Work to do:
Your task is to output the entries below word for word.
++++++++
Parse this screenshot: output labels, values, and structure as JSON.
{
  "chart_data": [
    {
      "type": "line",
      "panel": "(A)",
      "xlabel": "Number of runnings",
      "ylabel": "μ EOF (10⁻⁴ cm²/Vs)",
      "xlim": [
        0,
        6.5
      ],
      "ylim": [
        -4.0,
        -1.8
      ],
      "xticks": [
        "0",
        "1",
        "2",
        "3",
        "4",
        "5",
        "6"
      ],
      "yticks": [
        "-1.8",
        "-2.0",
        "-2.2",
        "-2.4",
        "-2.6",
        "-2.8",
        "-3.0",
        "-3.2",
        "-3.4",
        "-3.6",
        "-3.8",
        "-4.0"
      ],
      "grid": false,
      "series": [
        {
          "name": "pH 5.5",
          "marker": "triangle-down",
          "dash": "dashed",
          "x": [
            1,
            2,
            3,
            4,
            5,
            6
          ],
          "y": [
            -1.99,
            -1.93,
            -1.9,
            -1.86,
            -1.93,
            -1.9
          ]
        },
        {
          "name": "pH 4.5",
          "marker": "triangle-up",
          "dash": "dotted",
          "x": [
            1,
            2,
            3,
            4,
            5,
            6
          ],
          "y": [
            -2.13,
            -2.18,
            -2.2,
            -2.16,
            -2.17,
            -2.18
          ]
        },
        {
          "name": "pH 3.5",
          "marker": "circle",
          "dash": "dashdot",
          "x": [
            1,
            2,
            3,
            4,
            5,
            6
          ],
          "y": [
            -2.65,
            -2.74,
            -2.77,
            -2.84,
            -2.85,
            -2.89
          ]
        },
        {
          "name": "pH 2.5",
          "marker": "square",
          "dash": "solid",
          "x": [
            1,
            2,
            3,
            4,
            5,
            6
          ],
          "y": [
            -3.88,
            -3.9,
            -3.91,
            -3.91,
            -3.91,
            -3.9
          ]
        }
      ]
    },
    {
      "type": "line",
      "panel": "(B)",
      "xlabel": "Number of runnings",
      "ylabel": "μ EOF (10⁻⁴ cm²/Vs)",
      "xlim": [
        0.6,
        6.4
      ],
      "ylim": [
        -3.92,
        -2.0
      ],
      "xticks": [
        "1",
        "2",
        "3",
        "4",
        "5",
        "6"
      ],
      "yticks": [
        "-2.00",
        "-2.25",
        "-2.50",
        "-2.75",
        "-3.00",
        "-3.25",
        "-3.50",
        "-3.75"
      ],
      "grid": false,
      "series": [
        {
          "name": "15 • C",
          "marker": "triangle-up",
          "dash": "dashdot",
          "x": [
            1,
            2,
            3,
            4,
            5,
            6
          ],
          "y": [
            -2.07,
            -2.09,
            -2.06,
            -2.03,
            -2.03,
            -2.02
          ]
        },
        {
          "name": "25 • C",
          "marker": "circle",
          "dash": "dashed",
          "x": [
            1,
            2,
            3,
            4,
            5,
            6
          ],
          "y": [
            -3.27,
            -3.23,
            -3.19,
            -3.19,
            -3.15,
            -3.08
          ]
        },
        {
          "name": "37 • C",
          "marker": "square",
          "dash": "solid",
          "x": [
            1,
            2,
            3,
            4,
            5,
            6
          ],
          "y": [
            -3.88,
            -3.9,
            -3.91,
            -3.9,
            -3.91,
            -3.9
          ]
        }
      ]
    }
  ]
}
++++++++
Task output:
Parse this screenshot: output labels, values, and structure as JSON.
{
  "chart_data": [
    {
      "type": "line",
      "panel": "(A)",
      "xlabel": "Number of runnings",
      "ylabel": "μ EOF (10⁻⁴ cm²/Vs)",
      "xlim": [
        0,
        6.5
      ],
      "ylim": [
        -4.0,
        -1.8
      ],
      "xticks": [
        "0",
        "1",
        "2",
        "3",
        "4",
        "5",
        "6"
      ],
      "yticks": [
        "-1.8",
        "-2.0",
        "-2.2",
        "-2.4",
        "-2.6",
        "-2.8",
        "-3.0",
        "-3.2",
        "-3.4",
        "-3.6",
        "-3.8",
        "-4.0"
      ],
      "grid": false,
      "series": [
        {
          "name": "pH 5.5",
          "marker": "triangle-down",
          "dash": "dashed",
          "x": [
            1,
            2,
            3,
            4,
            5,
            6
          ],
          "y": [
            -1.99,
            -1.93,
            -1.9,
            -1.86,
            -1.93,
            -1.9
          ]
        },
        {
          "name": "pH 4.5",
          "marker": "triangle-up",
          "dash": "dotted",
          "x": [
            1,
            2,
            3,
            4,
            5,
            6
          ],
          "y": [
            -2.13,
            -2.18,
            -2.2,
            -2.16,
            -2.17,
            -2.18
          ]
        },
        {
          "name": "pH 3.5",
          "marker": "circle",
          "dash": "dashdot",
          "x": [
            1,
            2,
            3,
            4,
            5,
            6
          ],
          "y": [
            -2.65,
            -2.74,
            -2.77,
            -2.84,
            -2.85,
            -2.89
          ]
        },
        {
          "name": "pH 2.5",
          "marker": "square",
          "dash": "solid",
          "x": [
            1,
            2,
            3,
            4,
            5,
            6
          ],
          "y": [
            -3.88,
            -3.9,
            -3.91,
            -3.91,
            -3.91,
            -3.9
          ]
        }
      ]
    },
    {
      "type": "line",
      "panel": "(B)",
      "xlabel": "Number of runnings",
      "ylabel": "μ EOF (10⁻⁴ cm²/Vs)",
      "xlim": [
        0.6,
        6.4
      ],
      "ylim": [
        -3.92,
        -2.0
      ],
      "xticks": [
        "1",
        "2",
        "3",
        "4",
        "5",
        "6"
      ],
      "yticks": [
        "-2.00",
        "-2.25",
        "-2.50",
        "-2.75",
        "-3.00",
        "-3.25",
        "-3.50",
        "-3.75"
      ],
      "grid": false,
      "series": [
        {
          "name": "15 • C",
          "marker": "triangle-up",
          "dash": "dashdot",
          "x": [
            1,
            2,
            3,
            4,
            5,
            6
          ],
          "y": [
            -2.07,
            -2.09,
            -2.06,
            -2.03,
            -2.03,
            -2.02
          ]
        },
        {
          "name": "25 • C",
          "marker": "circle",
          "dash": "dashed",
          "x": [
            1,
            2,
            3,
            4,
            5,
            6
          ],
          "y": [
            -3.27,
            -3.23,
            -3.19,
            -3.19,
            -3.15,
            -3.08
          ]
        },
        {
          "name": "37 • C",
          "marker": "square",
          "dash": "solid",
          "x": [
            1,
            2,
            3,
            4,
            5,
            6
          ],
          "y": [
            -3.88,
            -3.9,
            -3.91,
            -3.9,
            -3.91,
            -3.9
          ]
        }
      ]
    }
  ]
}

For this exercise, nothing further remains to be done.